Exercise instructions
(a) Could you retype the part of the teal hunting thread starting with "Deadicatedweim and i" and going on through "(Apr 20, 2008)"?
(b) In the teal hunting thread, what does Ryfly say sets a cinnamon teal's bill apart?
(c) Will you pick up the teal hunting thread from where it stops and keep it going?

Passage provided
:::

# blue wing teal



## deadicated1 (Mar 17, 2008)

Deadicatedweim and i both bagged us a little drake blue wing on saturday morning. they landed in our blue wing decoys, textbook. we jumped em, let em clear all the dekes, and each dropped one. im not sure who painted my decoys, but im pretty sure the sample they used was not a bird taken in utah!! :mrgreen: i sure wish i could ever get one that looked like what Avery says they are supposed to look like!


----------



## pintail (Apr 20, 2008)

nice work facil!!!


----------



## wingmanck (Sep 7, 2007)

Are you sure those weren't cinnys? It's pretty freakin tough to tell them apart when they're hens or ecplise drakes. Can't tell from the pic if they have green speculums or not (drakes do, hens don't). If they are drakes, cinnys will have red eyes (not always bright during eclipse phase though). Good job! Cool birds regardless.


----------



## 12 Volt Man (Sep 7, 2007)

Looks like the one I shot the other day. Tex said it was a hen Cinny.


----------



## TEX-O-BOB (Sep 12, 2007)

And I'll say it again.. That is a hen Cinny.


----------



## Dave B (Oct 1, 2007)

Agreed, when you shoot one that resembles that decoy then I might be more convinced you have a blue wing.


----------



## Rabbit_slayer16 (Oct 18, 2007)

the bill looks like a blue wing.. to me anyways.


----------



## deadicated1 (Mar 17, 2008)

i still think its a blue wing. it had a green speculum, and like rabbitslayer said, the bill looked like a blue wing, not dark like a cinnamon. dave- if you go to south texas in february, you will still not kill one as pretty as that decoy. but oh well, if tex says hen cinny, maybe ill sleep on it. i have been wrong before...once


----------



## bugleboy (Sep 25, 2007)

To tell the difference between a Hen Cinnamon Teal and a Hen Bluewing Teal is almost impossible. 

MOST likely its a Hen Cinnamon Teal.


----------



## Ryfly (Sep 13, 2007)

bugleboy said:


> To tell the difference between a Hen Cinnamon Teal and a Hen Bluewing Teal is almost impossible.
> 
> MOST likely its a Hen Cinnamon Teal.


You just have to look at the bill. Cinny's are longer and more spoon shaped.


----------



## chuckler (Sep 30, 2007)

Definately a cinn hen...used to shoot a lot of cinnamon teal around Los Banos--definately a cinn. I've been suprised since I shot one on the opener and a buddy got one last weekend.


----------



## Riverrat77 (Sep 7, 2007)

o-|| 


*-HELP!-*


----------



## 12 Volt Man (Sep 7, 2007)

OK, so maybe it was a Cinnamon/Blue Wing Hybrid :mrgreen: -/|\- (I've been wanting to use that chicken)


----------



## Longgun (Sep 7, 2007)

ahh, the "Is it a Hen Cinny or a BWT" debate...pops up just about every year.

o-||


----------



## Riverrat77 (Sep 7, 2007)

I wasn't going to go here.... but.....

Shouldn't the bird have been identified before it was shot? I mean seriously... what is the world coming to when we can't identify our hens?

-Ov- -()/>- -BaHa!- -O|o- -/|\-


----------



## dkhntrdstn (Sep 7, 2007)

Longgun said:


> ahh, the "Is it a Hen Cinny or a BWT" debate...pops up just about every year.

:::

Data lines
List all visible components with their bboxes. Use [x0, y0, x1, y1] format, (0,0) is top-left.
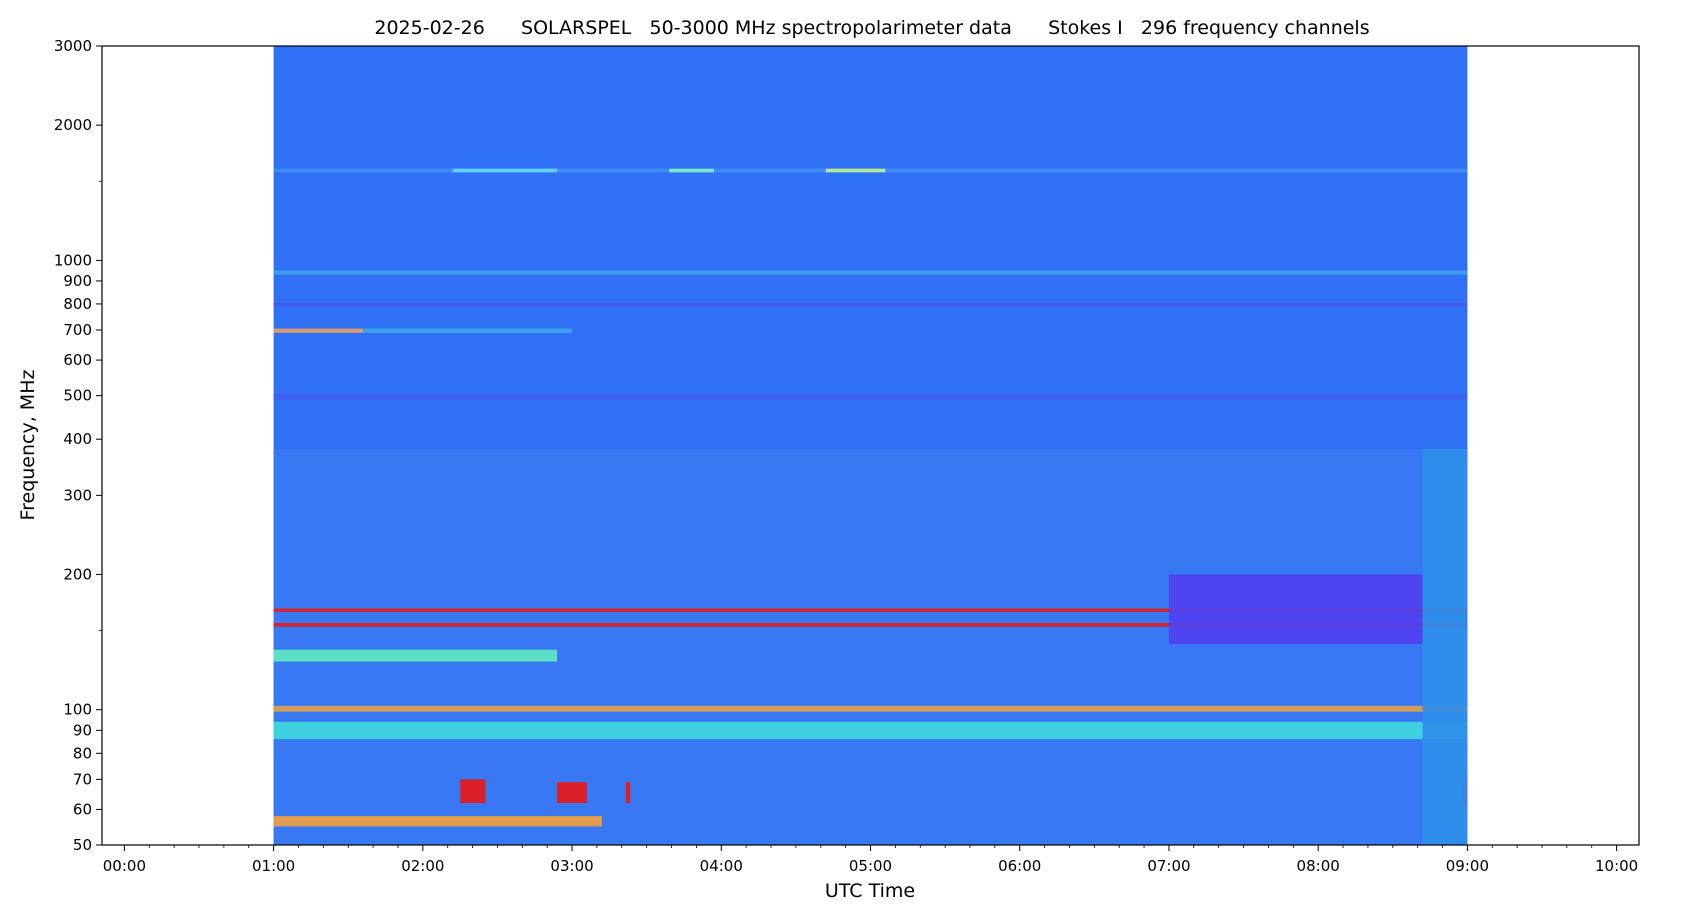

:::

Expected outputs
(a)
Deadicatedweim and i both bagged us a little drake blue wing on saturday morning. they landed in our blue wing decoys, textbook. we jumped em, let em clear all the dekes, and each dropped one. im not sure who painted my decoys, but im pretty sure the sample they used was not a bird taken in utah!! :mrgreen: i sure wish i could ever get one that looked like what Avery says they are supposed to look like!


----------



## pintail (Apr 20, 2008)

(b) Cinnamon teal bills are longer and more spoon shaped.

(c)
> 
> o-||


this will come up every weekend intell they are gone and this come up every year to. It get old and yes they are hard to tell apart I have a hard time telling them apart inless i have all three in my boat and I look at the bills and then I can tell them apart. Give the guy a brake people. It not liek he shot a hen can or broke the law. it just a dam teal. By the way nice bird.


----------



## Longgun (Sep 7, 2007)

RR,

simple....dont shoot hens :wink: 

ah hell, we all know its a cross/hybred anyways.


----------



## Riverrat77 (Sep 7, 2007)

Longgun said:


> RR,
> 
> simple....dont shoot hens :wink:
> 
> ah hell, we all know its a cross/hybred anyways.


 :shock: ... Man, I don't know... looks like I've got some work to do. :wink:



dkhntrdstn said:


> Give the guy a brake people. It not liek he shot a hen can or broke the law.


Dustin, I agree completely.... what is the saying about glass houses?


----------



## Great Basin Canada (May 7, 2008)

Based on 20 years work on Utah marshes, I can assure you the bird was most likely (99% confidence level) a Cinnamon hen. I have seen Bluewings in Utah but it was always on the Spring Migration and they were few and far between. Bluewings primarily are birds of the Central Flyway and fresh water wetlands. As you move westward into the alkaline wetlands, the Cinnamon replaces the Bluewing. There have been recorded instances of Bluewings breeding in Utah but not but they are very infrequent. Also, the breeding habitat for Bluewings and Cinnamons varies enough that the majority of breeding habitat in Utah favors Cinnamons.


----------



## wingmanck (Sep 7, 2007)

dkhntrdstn said:


> Give the guy a brake people. It not liek he shot a hen can or broke the law.


I don't see the problem with having an open discussion on the difficulty of distinguishing 2 very similar looking birds, nor I have seen one person make any type of personal attack (Riley's comment was an obvious joke related to all the crap flung at him on another thread).


----------



## Riverrat77 (Sep 7, 2007)

wingmanck said:


> I don't see the problem with having an open discussion on the difficulty of distinguishing 2 very similar looking birds, nor I have seen one person make any type of personal attack (Riley's comment was an obvious joke related to all the crap flung at him on another thread).


True... purely in jest and not intended to be malicious. Glad you read it that way... I kinda worry some might not but thats all it was for. 8)


----------



## deadicated1 (Mar 17, 2008)

> Shouldn't the bird have been identified before it was shot? I mean seriously... what is the world coming to when we can't identify our hens?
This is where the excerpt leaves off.